= Figure contents as structured data =
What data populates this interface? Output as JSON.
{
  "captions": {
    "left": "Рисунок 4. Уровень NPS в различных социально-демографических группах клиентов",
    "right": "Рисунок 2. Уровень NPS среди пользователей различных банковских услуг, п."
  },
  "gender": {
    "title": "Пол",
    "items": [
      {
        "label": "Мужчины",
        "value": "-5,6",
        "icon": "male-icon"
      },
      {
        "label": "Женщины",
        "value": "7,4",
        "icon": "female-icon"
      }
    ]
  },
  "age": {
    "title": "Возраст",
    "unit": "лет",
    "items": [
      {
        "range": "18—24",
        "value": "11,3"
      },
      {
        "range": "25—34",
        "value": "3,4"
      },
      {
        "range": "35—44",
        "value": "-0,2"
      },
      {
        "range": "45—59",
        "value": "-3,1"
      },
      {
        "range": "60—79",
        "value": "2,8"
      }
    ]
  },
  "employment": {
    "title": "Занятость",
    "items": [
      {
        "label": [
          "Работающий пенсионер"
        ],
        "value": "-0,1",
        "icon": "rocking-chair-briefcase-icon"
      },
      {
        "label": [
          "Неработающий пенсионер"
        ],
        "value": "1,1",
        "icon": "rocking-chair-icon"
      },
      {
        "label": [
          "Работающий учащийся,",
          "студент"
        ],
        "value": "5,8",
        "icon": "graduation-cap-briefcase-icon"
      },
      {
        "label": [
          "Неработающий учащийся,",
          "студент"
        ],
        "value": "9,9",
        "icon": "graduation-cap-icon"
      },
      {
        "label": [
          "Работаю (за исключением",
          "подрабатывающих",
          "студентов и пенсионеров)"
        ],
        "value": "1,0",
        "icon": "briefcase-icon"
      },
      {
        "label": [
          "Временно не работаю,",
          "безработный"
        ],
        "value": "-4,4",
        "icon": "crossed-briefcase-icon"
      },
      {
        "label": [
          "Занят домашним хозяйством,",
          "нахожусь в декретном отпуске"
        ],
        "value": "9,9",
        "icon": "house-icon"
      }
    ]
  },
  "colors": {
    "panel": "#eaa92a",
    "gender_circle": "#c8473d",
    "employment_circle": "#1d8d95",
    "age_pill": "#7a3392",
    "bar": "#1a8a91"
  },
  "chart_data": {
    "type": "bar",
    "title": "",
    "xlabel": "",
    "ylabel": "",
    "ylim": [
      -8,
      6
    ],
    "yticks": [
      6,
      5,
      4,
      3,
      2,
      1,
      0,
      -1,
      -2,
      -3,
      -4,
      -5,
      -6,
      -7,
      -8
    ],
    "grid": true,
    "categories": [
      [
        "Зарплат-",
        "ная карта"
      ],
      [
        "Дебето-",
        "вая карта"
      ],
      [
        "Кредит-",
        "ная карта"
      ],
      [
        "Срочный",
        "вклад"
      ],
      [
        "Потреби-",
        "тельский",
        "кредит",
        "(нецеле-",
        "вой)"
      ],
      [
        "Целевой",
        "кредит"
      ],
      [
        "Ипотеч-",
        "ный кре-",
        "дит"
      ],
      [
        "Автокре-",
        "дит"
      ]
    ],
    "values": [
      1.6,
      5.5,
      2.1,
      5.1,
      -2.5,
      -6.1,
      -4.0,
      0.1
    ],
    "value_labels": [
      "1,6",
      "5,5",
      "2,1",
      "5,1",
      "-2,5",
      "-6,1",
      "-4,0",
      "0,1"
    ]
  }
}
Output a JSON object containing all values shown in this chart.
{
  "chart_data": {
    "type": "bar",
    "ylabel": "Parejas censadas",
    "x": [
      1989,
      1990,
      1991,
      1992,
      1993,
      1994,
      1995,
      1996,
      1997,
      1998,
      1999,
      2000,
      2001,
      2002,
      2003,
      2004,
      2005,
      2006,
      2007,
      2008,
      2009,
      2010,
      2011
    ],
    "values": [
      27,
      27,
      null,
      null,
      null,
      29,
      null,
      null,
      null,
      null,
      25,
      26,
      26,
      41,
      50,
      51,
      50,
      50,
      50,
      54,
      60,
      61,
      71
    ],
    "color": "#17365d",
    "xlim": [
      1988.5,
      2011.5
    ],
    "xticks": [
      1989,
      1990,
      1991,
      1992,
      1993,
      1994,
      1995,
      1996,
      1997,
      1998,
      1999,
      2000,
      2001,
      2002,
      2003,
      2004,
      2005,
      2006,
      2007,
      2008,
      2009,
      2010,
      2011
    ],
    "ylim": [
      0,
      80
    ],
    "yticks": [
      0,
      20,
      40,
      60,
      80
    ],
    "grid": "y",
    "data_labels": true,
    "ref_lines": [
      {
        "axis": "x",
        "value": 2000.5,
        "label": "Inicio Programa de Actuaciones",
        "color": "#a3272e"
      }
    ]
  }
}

= Task to complete =
Copy out all of the records shown above exactly.

= Answer to the problem =
What data populates this interface? Output as JSON.
{
  "captions": {
    "left": "Рисунок 4. Уровень NPS в различных социально-демографических группах клиентов",
    "right": "Рисунок 2. Уровень NPS среди пользователей различных банковских услуг, п."
  },
  "gender": {
    "title": "Пол",
    "items": [
      {
        "label": "Мужчины",
        "value": "-5,6",
        "icon": "male-icon"
      },
      {
        "label": "Женщины",
        "value": "7,4",
        "icon": "female-icon"
      }
    ]
  },
  "age": {
    "title": "Возраст",
    "unit": "лет",
    "items": [
      {
        "range": "18—24",
        "value": "11,3"
      },
      {
        "range": "25—34",
        "value": "3,4"
      },
      {
        "range": "35—44",
        "value": "-0,2"
      },
      {
        "range": "45—59",
        "value": "-3,1"
      },
      {
        "range": "60—79",
        "value": "2,8"
      }
    ]
  },
  "employment": {
    "title": "Занятость",
    "items": [
      {
        "label": [
          "Работающий пенсионер"
        ],
        "value": "-0,1",
        "icon": "rocking-chair-briefcase-icon"
      },
      {
        "label": [
          "Неработающий пенсионер"
        ],
        "value": "1,1",
        "icon": "rocking-chair-icon"
      },
      {
        "label": [
          "Работающий учащийся,",
          "студент"
        ],
        "value": "5,8",
        "icon": "graduation-cap-briefcase-icon"
      },
      {
        "label": [
          "Неработающий учащийся,",
          "студент"
        ],
        "value": "9,9",
        "icon": "graduation-cap-icon"
      },
      {
        "label": [
          "Работаю (за исключением",
          "подрабатывающих",
          "студентов и пенсионеров)"
        ],
        "value": "1,0",
        "icon": "briefcase-icon"
      },
      {
        "label": [
          "Временно не работаю,",
          "безработный"
        ],
        "value": "-4,4",
        "icon": "crossed-briefcase-icon"
      },
      {
        "label": [
          "Занят домашним хозяйством,",
          "нахожусь в декретном отпуске"
        ],
        "value": "9,9",
        "icon": "house-icon"
      }
    ]
  },
  "colors": {
    "panel": "#eaa92a",
    "gender_circle": "#c8473d",
    "employment_circle": "#1d8d95",
    "age_pill": "#7a3392",
    "bar": "#1a8a91"
  },
  "chart_data": {
    "type": "bar",
    "title": "",
    "xlabel": "",
    "ylabel": "",
    "ylim": [
      -8,
      6
    ],
    "yticks": [
      6,
      5,
      4,
      3,
      2,
      1,
      0,
      -1,
      -2,
      -3,
      -4,
      -5,
      -6,
      -7,
      -8
    ],
    "grid": true,
    "categories": [
      [
        "Зарплат-",
        "ная карта"
      ],
      [
        "Дебето-",
        "вая карта"
      ],
      [
        "Кредит-",
        "ная карта"
      ],
      [
        "Срочный",
        "вклад"
      ],
      [
        "Потреби-",
        "тельский",
        "кредит",
        "(нецеле-",
        "вой)"
      ],
      [
        "Целевой",
        "кредит"
      ],
      [
        "Ипотеч-",
        "ный кре-",
        "дит"
      ],
      [
        "Автокре-",
        "дит"
      ]
    ],
    "values": [
      1.6,
      5.5,
      2.1,
      5.1,
      -2.5,
      -6.1,
      -4.0,
      0.1
    ],
    "value_labels": [
      "1,6",
      "5,5",
      "2,1",
      "5,1",
      "-2,5",
      "-6,1",
      "-4,0",
      "0,1"
    ]
  }
}
Output a JSON object containing all values shown in this chart.
{
  "chart_data": {
    "type": "bar",
    "ylabel": "Parejas censadas",
    "x": [
      1989,
      1990,
      1991,
      1992,
      1993,
      1994,
      1995,
      1996,
      1997,
      1998,
      1999,
      2000,
      2001,
      2002,
      2003,
      2004,
      2005,
      2006,
      2007,
      2008,
      2009,
      2010,
      2011
    ],
    "values": [
      27,
      27,
      null,
      null,
      null,
      29,
      null,
      null,
      null,
      null,
      25,
      26,
      26,
      41,
      50,
      51,
      50,
      50,
      50,
      54,
      60,
      61,
      71
    ],
    "color": "#17365d",
    "xlim": [
      1988.5,
      2011.5
    ],
    "xticks": [
      1989,
      1990,
      1991,
      1992,
      1993,
      1994,
      1995,
      1996,
      1997,
      1998,
      1999,
      2000,
      2001,
      2002,
      2003,
      2004,
      2005,
      2006,
      2007,
      2008,
      2009,
      2010,
      2011
    ],
    "ylim": [
      0,
      80
    ],
    "yticks": [
      0,
      20,
      40,
      60,
      80
    ],
    "grid": "y",
    "data_labels": true,
    "ref_lines": [
      {
        "axis": "x",
        "value": 2000.5,
        "label": "Inicio Programa de Actuaciones",
        "color": "#a3272e"
      }
    ]
  }
}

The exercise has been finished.